---------- Exercise input ----------

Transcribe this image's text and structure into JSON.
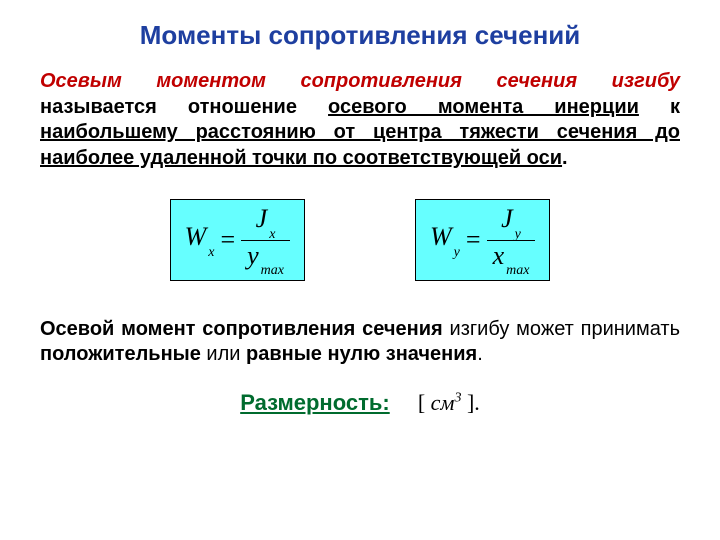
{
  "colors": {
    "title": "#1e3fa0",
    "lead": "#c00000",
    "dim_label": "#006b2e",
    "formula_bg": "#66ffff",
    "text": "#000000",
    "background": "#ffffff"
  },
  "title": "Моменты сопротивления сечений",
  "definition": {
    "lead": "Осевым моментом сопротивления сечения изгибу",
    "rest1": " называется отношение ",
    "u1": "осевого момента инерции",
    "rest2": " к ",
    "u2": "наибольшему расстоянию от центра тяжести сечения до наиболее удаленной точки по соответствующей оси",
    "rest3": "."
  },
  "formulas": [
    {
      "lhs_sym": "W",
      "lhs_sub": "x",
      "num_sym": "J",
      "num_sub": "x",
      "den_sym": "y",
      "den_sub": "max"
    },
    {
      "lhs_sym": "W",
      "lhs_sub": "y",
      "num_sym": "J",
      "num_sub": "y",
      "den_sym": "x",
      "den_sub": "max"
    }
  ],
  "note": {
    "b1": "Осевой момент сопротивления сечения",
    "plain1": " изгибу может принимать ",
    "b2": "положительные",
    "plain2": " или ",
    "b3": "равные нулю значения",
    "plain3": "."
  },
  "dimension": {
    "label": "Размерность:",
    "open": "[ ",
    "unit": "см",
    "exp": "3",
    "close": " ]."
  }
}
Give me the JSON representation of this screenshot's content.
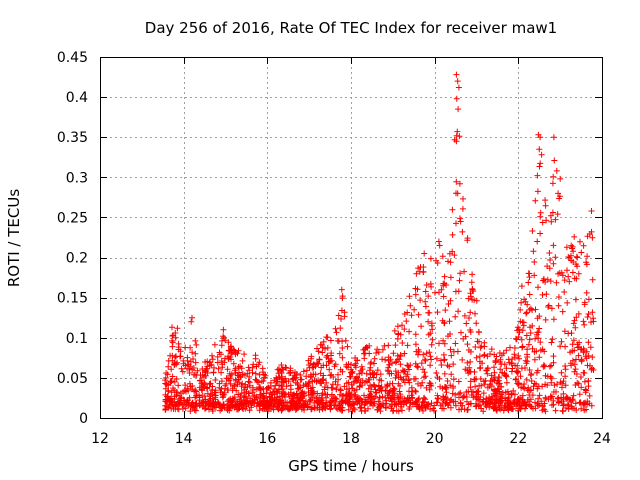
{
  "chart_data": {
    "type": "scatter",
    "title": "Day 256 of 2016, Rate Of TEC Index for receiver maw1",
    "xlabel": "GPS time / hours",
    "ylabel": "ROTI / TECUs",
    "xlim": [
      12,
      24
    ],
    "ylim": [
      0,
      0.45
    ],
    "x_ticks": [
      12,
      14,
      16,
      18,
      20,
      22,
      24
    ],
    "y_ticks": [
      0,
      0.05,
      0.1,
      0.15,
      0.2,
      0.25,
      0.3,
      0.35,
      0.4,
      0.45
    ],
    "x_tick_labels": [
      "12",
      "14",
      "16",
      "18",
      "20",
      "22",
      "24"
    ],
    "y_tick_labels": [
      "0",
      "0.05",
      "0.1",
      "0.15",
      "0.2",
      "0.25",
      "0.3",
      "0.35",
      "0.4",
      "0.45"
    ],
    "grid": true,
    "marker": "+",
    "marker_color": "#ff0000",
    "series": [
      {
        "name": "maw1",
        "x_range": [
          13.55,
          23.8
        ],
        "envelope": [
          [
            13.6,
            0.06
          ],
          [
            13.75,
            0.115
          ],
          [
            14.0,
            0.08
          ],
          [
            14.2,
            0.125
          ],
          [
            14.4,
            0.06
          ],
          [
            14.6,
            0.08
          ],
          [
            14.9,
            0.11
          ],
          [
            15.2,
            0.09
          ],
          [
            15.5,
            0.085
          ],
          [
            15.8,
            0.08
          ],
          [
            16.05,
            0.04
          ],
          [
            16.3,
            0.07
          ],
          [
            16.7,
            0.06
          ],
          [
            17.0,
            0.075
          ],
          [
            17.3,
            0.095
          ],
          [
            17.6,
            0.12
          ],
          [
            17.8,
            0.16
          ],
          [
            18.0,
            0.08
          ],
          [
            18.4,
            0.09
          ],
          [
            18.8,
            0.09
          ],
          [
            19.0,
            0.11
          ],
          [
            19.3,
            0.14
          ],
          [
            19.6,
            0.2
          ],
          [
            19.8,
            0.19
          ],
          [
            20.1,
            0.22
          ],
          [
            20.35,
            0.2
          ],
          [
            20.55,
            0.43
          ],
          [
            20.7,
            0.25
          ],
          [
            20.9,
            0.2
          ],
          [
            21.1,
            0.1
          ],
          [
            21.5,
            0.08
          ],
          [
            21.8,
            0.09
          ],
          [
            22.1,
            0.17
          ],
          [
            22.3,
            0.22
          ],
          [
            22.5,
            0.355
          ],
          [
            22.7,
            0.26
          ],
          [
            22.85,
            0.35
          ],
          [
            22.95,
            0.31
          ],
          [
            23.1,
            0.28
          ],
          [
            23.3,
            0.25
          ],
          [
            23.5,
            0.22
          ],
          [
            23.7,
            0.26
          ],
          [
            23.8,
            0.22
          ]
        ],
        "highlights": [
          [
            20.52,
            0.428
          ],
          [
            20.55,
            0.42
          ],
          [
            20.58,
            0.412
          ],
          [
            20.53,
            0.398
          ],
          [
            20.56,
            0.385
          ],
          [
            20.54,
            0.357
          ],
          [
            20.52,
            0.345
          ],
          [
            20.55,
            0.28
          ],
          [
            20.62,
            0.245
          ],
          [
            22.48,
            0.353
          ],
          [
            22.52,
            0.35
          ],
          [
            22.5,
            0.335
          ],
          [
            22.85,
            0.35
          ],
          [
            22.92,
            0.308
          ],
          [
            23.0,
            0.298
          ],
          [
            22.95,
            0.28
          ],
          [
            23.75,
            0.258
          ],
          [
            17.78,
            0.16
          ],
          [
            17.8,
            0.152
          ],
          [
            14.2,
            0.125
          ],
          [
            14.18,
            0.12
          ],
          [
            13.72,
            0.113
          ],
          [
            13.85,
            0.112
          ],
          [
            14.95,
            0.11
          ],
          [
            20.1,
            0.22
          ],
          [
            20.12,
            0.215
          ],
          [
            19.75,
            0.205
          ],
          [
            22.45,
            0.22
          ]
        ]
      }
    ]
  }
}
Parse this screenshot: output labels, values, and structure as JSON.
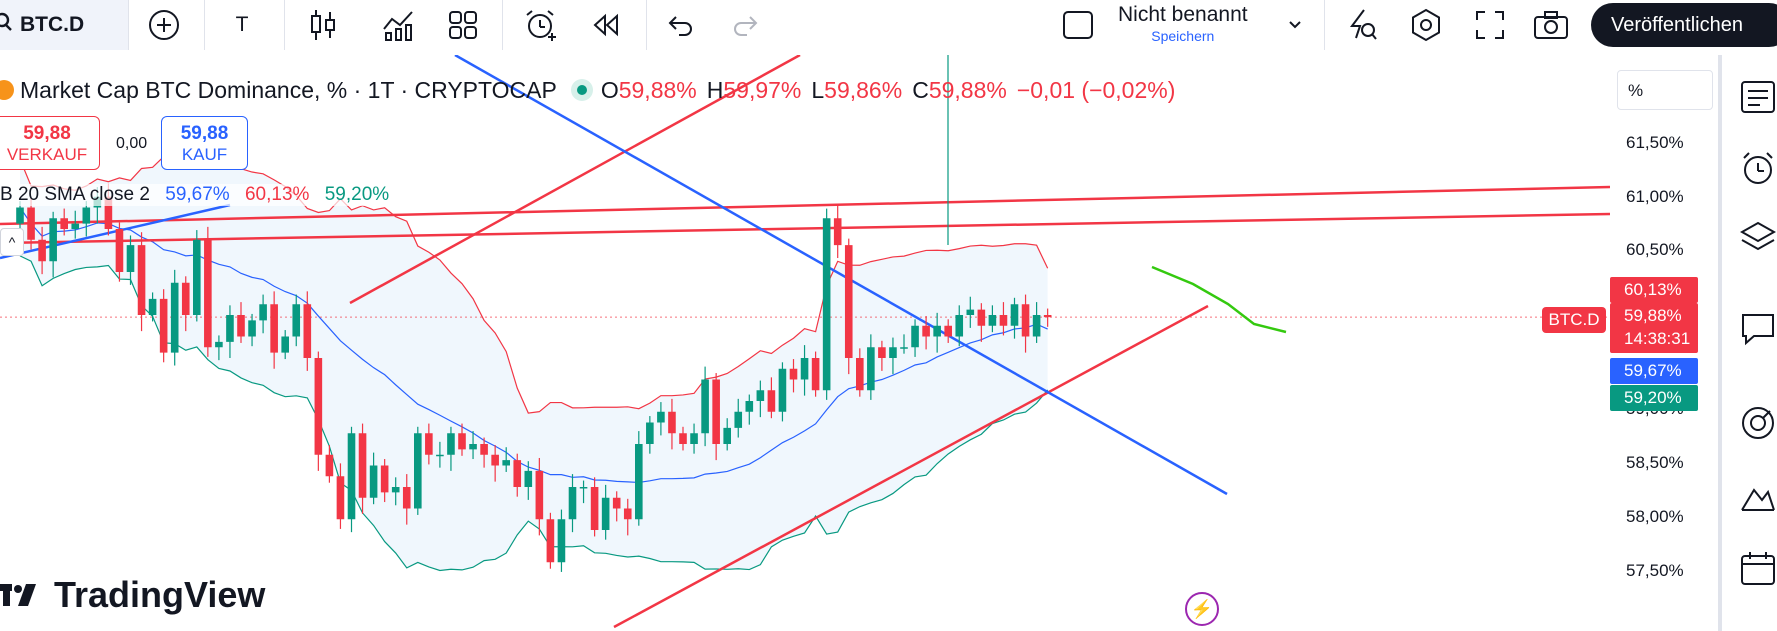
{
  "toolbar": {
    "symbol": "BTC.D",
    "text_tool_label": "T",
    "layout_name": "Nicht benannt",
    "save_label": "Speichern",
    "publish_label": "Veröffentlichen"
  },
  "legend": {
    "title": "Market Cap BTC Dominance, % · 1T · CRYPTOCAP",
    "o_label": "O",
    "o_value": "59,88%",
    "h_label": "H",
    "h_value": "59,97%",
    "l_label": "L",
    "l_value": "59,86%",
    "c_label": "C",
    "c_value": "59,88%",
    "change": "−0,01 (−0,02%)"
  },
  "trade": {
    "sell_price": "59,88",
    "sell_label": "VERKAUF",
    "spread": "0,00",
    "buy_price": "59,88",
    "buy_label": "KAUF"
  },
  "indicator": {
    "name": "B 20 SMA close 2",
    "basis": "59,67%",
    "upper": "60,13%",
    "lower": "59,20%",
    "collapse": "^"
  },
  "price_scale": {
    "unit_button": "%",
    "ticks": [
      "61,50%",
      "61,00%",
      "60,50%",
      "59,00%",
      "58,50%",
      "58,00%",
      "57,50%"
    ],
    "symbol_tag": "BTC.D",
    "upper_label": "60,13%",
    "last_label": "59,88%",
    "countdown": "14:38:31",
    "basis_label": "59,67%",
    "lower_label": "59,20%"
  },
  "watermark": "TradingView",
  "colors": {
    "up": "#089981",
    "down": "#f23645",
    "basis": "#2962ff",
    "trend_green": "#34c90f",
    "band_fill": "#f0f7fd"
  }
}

----------

**What the task asks**.
Write out all the entries exactly, except for the pictures.

**Exercise response**.
Transcribe this image's text and structure into JSON.
{
  "colors": {
    "title": "#1e3fa0",
    "lead": "#c00000",
    "dim_label": "#006b2e",
    "formula_bg": "#66ffff",
    "text": "#000000",
    "background": "#ffffff"
  },
  "title": "Моменты сопротивления сечений",
  "definition": {
    "lead": "Осевым моментом сопротивления сечения изгибу",
    "rest1": " называется отношение ",
    "u1": "осевого момента инерции",
    "rest2": " к ",
    "u2": "наибольшему расстоянию от центра тяжести сечения до наиболее удаленной точки по соответствующей оси",
    "rest3": "."
  },
  "formulas": [
    {
      "lhs_sym": "W",
      "lhs_sub": "x",
      "num_sym": "J",
      "num_sub": "x",
      "den_sym": "y",
      "den_sub": "max"
    },
    {
      "lhs_sym": "W",
      "lhs_sub": "y",
      "num_sym": "J",
      "num_sub": "y",
      "den_sym": "x",
      "den_sub": "max"
    }
  ],
  "note": {
    "b1": "Осевой момент сопротивления сечения",
    "plain1": " изгибу может принимать ",
    "b2": "положительные",
    "plain2": " или ",
    "b3": "равные нулю значения",
    "plain3": "."
  },
  "dimension": {
    "label": "Размерность:",
    "open": "[ ",
    "unit": "см",
    "exp": "3",
    "close": " ]."
  }
}
Give me the JSON representation of this screenshot's content.
{
  "chart_data": {
    "type": "scatter",
    "title": "Day 256 of 2016, Rate Of TEC Index for receiver maw1",
    "xlabel": "GPS time / hours",
    "ylabel": "ROTI / TECUs",
    "xlim": [
      12,
      24
    ],
    "ylim": [
      0,
      0.45
    ],
    "x_ticks": [
      12,
      14,
      16,
      18,
      20,
      22,
      24
    ],
    "y_ticks": [
      0,
      0.05,
      0.1,
      0.15,
      0.2,
      0.25,
      0.3,
      0.35,
      0.4,
      0.45
    ],
    "x_tick_labels": [
      "12",
      "14",
      "16",
      "18",
      "20",
      "22",
      "24"
    ],
    "y_tick_labels": [
      "0",
      "0.05",
      "0.1",
      "0.15",
      "0.2",
      "0.25",
      "0.3",
      "0.35",
      "0.4",
      "0.45"
    ],
    "grid": true,
    "marker": "+",
    "marker_color": "#ff0000",
    "series": [
      {
        "name": "maw1",
        "x_range": [
          13.55,
          23.8
        ],
        "envelope": [
          [
            13.6,
            0.06
          ],
          [
            13.75,
            0.115
          ],
          [
            14.0,
            0.08
          ],
          [
            14.2,
            0.125
          ],
          [
            14.4,
            0.06
          ],
          [
            14.6,
            0.08
          ],
          [
            14.9,
            0.11
          ],
          [
            15.2,
            0.09
          ],
          [
            15.5,
            0.085
          ],
          [
            15.8,
            0.08
          ],
          [
            16.05,
            0.04
          ],
          [
            16.3,
            0.07
          ],
          [
            16.7,
            0.06
          ],
          [
            17.0,
            0.075
          ],
          [
            17.3,
            0.095
          ],
          [
            17.6,
            0.12
          ],
          [
            17.8,
            0.16
          ],
          [
            18.0,
            0.08
          ],
          [
            18.4,
            0.09
          ],
          [
            18.8,
            0.09
          ],
          [
            19.0,
            0.11
          ],
          [
            19.3,
            0.14
          ],
          [
            19.6,
            0.2
          ],
          [
            19.8,
            0.19
          ],
          [
            20.1,
            0.22
          ],
          [
            20.35,
            0.2
          ],
          [
            20.55,
            0.43
          ],
          [
            20.7,
            0.25
          ],
          [
            20.9,
            0.2
          ],
          [
            21.1,
            0.1
          ],
          [
            21.5,
            0.08
          ],
          [
            21.8,
            0.09
          ],
          [
            22.1,
            0.17
          ],
          [
            22.3,
            0.22
          ],
          [
            22.5,
            0.355
          ],
          [
            22.7,
            0.26
          ],
          [
            22.85,
            0.35
          ],
          [
            22.95,
            0.31
          ],
          [
            23.1,
            0.28
          ],
          [
            23.3,
            0.25
          ],
          [
            23.5,
            0.22
          ],
          [
            23.7,
            0.26
          ],
          [
            23.8,
            0.22
          ]
        ],
        "highlights": [
          [
            20.52,
            0.428
          ],
          [
            20.55,
            0.42
          ],
          [
            20.58,
            0.412
          ],
          [
            20.53,
            0.398
          ],
          [
            20.56,
            0.385
          ],
          [
            20.54,
            0.357
          ],
          [
            20.52,
            0.345
          ],
          [
            20.55,
            0.28
          ],
          [
            20.62,
            0.245
          ],
          [
            22.48,
            0.353
          ],
          [
            22.52,
            0.35
          ],
          [
            22.5,
            0.335
          ],
          [
            22.85,
            0.35
          ],
          [
            22.92,
            0.308
          ],
          [
            23.0,
            0.298
          ],
          [
            22.95,
            0.28
          ],
          [
            23.75,
            0.258
          ],
          [
            17.78,
            0.16
          ],
          [
            17.8,
            0.152
          ],
          [
            14.2,
            0.125
          ],
          [
            14.18,
            0.12
          ],
          [
            13.72,
            0.113
          ],
          [
            13.85,
            0.112
          ],
          [
            14.95,
            0.11
          ],
          [
            20.1,
            0.22
          ],
          [
            20.12,
            0.215
          ],
          [
            19.75,
            0.205
          ],
          [
            22.45,
            0.22
          ]
        ]
      }
    ]
  }
}
Parse this screenshot: output labels, values, and structure as JSON.
{
  "toolbar": {
    "symbol": "BTC.D",
    "text_tool_label": "T",
    "layout_name": "Nicht benannt",
    "save_label": "Speichern",
    "publish_label": "Veröffentlichen"
  },
  "legend": {
    "title": "Market Cap BTC Dominance, % · 1T · CRYPTOCAP",
    "o_label": "O",
    "o_value": "59,88%",
    "h_label": "H",
    "h_value": "59,97%",
    "l_label": "L",
    "l_value": "59,86%",
    "c_label": "C",
    "c_value": "59,88%",
    "change": "−0,01 (−0,02%)"
  },
  "trade": {
    "sell_price": "59,88",
    "sell_label": "VERKAUF",
    "spread": "0,00",
    "buy_price": "59,88",
    "buy_label": "KAUF"
  },
  "indicator": {
    "name": "B 20 SMA close 2",
    "basis": "59,67%",
    "upper": "60,13%",
    "lower": "59,20%",
    "collapse": "^"
  },
  "price_scale": {
    "unit_button": "%",
    "ticks": [
      "61,50%",
      "61,00%",
      "60,50%",
      "59,00%",
      "58,50%",
      "58,00%",
      "57,50%"
    ],
    "symbol_tag": "BTC.D",
    "upper_label": "60,13%",
    "last_label": "59,88%",
    "countdown": "14:38:31",
    "basis_label": "59,67%",
    "lower_label": "59,20%"
  },
  "watermark": "TradingView",
  "colors": {
    "up": "#089981",
    "down": "#f23645",
    "basis": "#2962ff",
    "trend_green": "#34c90f",
    "band_fill": "#f0f7fd"
  }
}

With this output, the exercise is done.